## [Task]
From the listing below, pull out the lines that hold "attack".

## [Excerpted records]
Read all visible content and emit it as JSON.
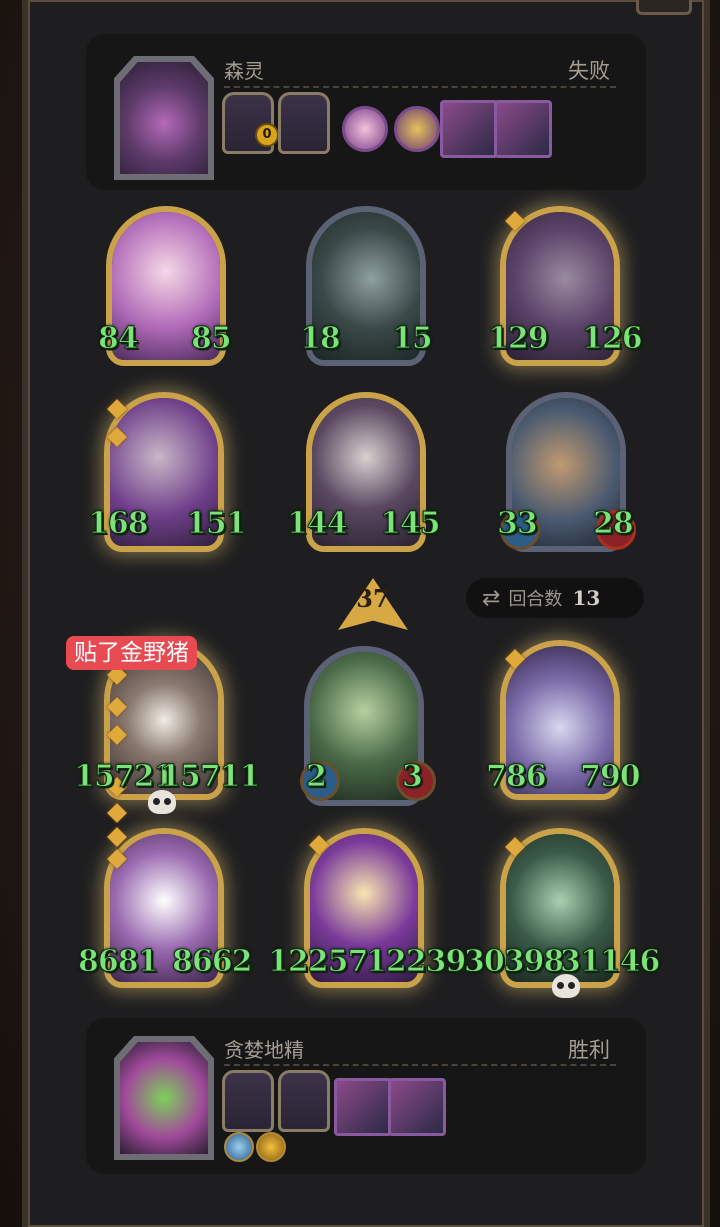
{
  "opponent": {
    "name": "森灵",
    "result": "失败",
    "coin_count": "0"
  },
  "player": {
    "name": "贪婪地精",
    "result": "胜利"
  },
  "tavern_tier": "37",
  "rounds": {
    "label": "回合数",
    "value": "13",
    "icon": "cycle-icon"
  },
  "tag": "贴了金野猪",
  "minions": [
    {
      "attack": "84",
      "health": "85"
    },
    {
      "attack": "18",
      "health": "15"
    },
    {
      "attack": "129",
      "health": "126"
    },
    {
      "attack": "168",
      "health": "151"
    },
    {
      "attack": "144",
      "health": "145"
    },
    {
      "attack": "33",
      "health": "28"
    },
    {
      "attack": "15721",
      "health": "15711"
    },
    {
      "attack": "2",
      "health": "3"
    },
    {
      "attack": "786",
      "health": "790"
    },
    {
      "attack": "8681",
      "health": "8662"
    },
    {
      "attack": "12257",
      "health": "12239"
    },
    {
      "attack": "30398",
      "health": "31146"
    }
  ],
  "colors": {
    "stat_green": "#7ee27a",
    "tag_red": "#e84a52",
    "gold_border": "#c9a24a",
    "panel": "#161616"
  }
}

## [Result of this task]
      "attack": "84",
      "attack": "18",
      "attack": "129",
      "attack": "168",
      "attack": "144",
      "attack": "33",
      "attack": "15721",
      "attack": "2",
      "attack": "786",
      "attack": "8681",
      "attack": "12257",
      "attack": "30398",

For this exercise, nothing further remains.